### AIM:
Write out the listing below exactly, and omit any images you find in it.

### RECORDED DATA:
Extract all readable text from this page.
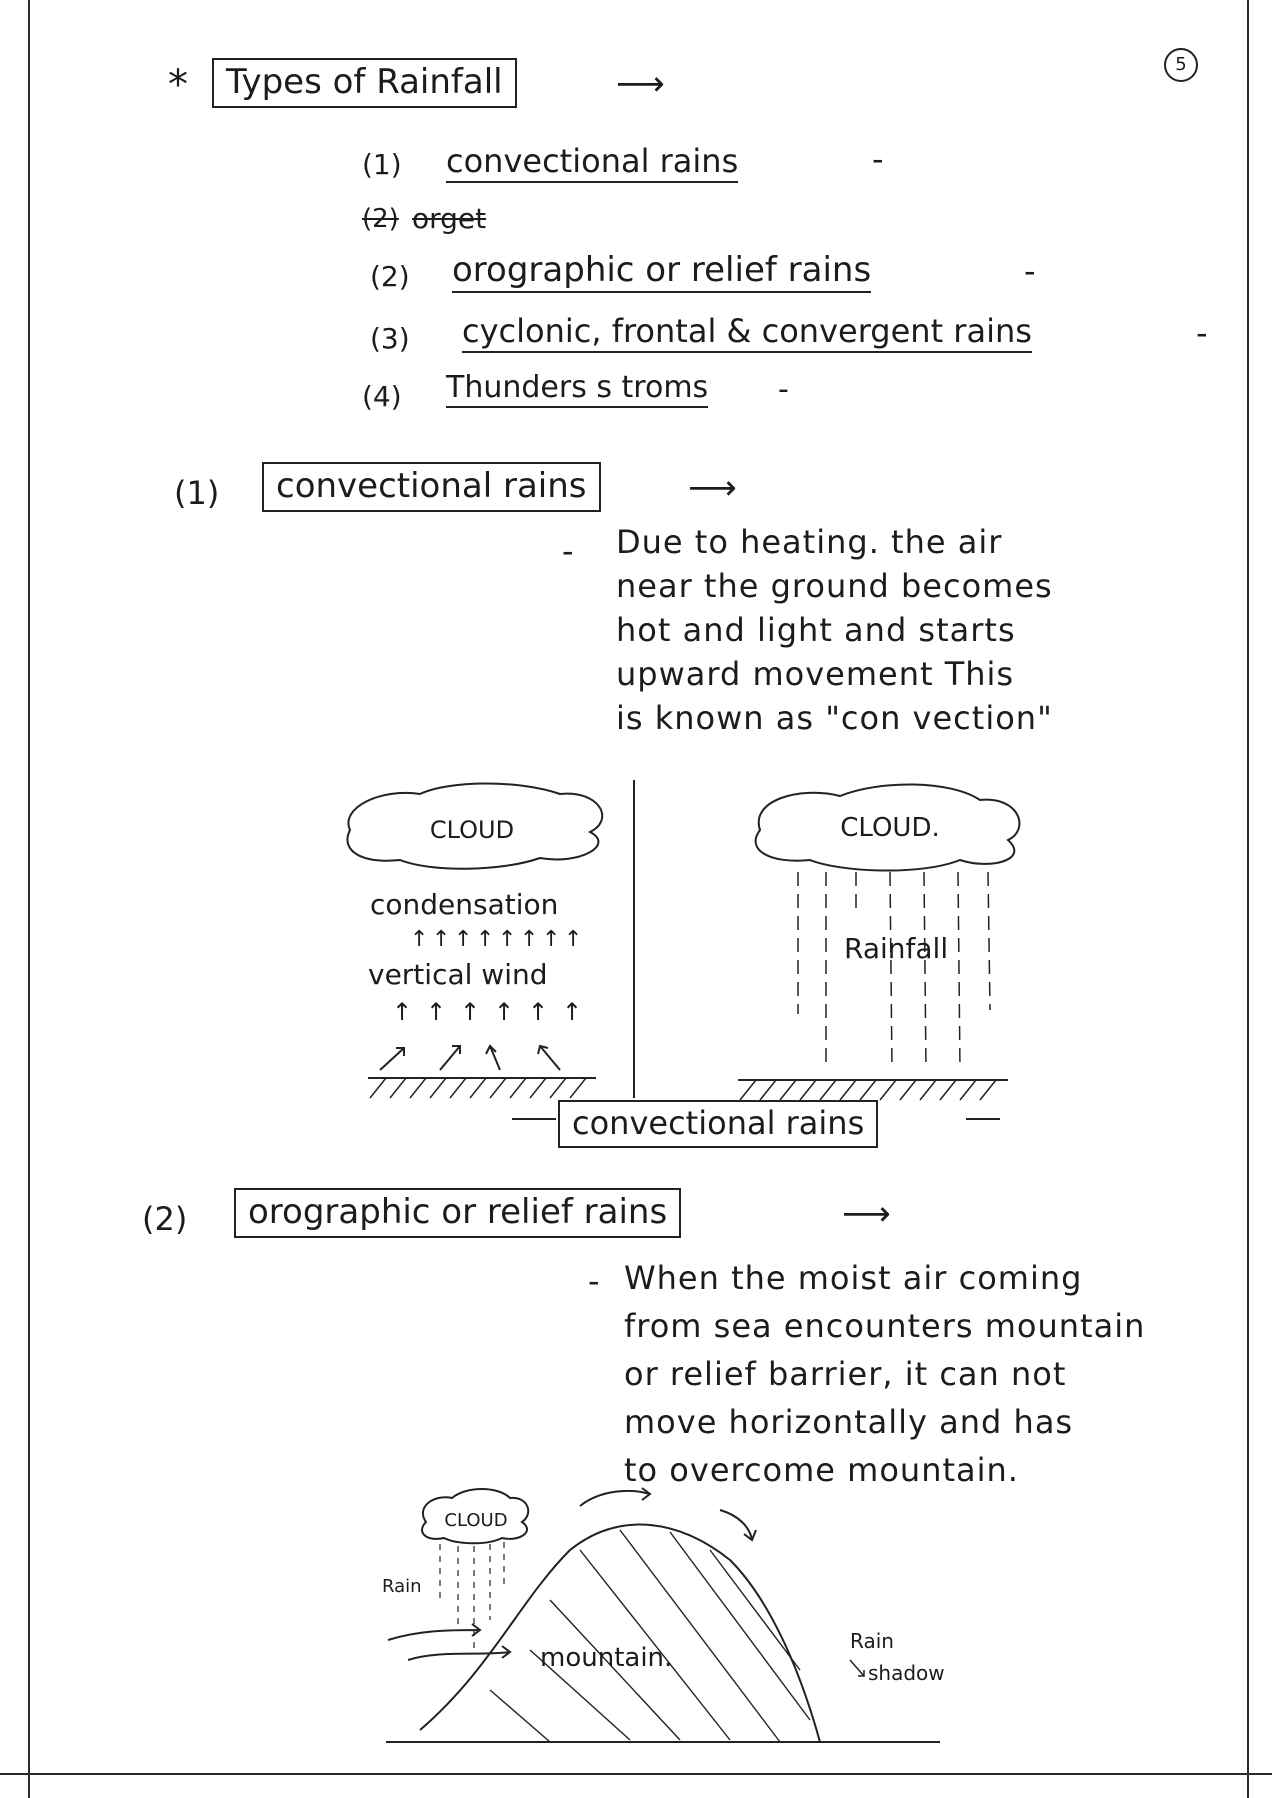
5
*	Types of Rainfall	⟶
(1) convectional rains	-
(2) orget
(2) orographic or relief rains	-
(3) cyclonic, frontal & convergent rains	-
(4) Thunders s troms -
(1)	convectional rains	⟶
- Due to heating. the air
near the ground becomes
hot and light and starts
upward movement This
is known as "con vection"
CLOUD
condensation
↑ ↑ ↑ ↑ ↑ ↑ ↑ ↑
vertical wind
↑ ↑ ↑ ↑ ↑ ↑
CLOUD.
Rainfall
convectional rains
(2)	orographic or relief rains	⟶
- When the moist air coming
from sea encounters mountain
or relief barrier, it can not
move horizontally and has
to overcome mountain.
CLOUD
Rain
mountain.
Rain
shadow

### FINAL ANSWER:
Extract all readable text from this page.
5
*	Types of Rainfall	⟶
(1) convectional rains	-
(2) orget
(2) orographic or relief rains	-
(3) cyclonic, frontal & convergent rains	-
(4) Thunders s troms -
(1)	convectional rains	⟶
- Due to heating. the air
near the ground becomes
hot and light and starts
upward movement This
is known as "con vection"
CLOUD
condensation
↑ ↑ ↑ ↑ ↑ ↑ ↑ ↑
vertical wind
↑ ↑ ↑ ↑ ↑ ↑
CLOUD.
Rainfall
convectional rains
(2)	orographic or relief rains	⟶
- When the moist air coming
from sea encounters mountain
or relief barrier, it can not
move horizontally and has
to overcome mountain.
CLOUD
Rain
mountain.
Rain
shadow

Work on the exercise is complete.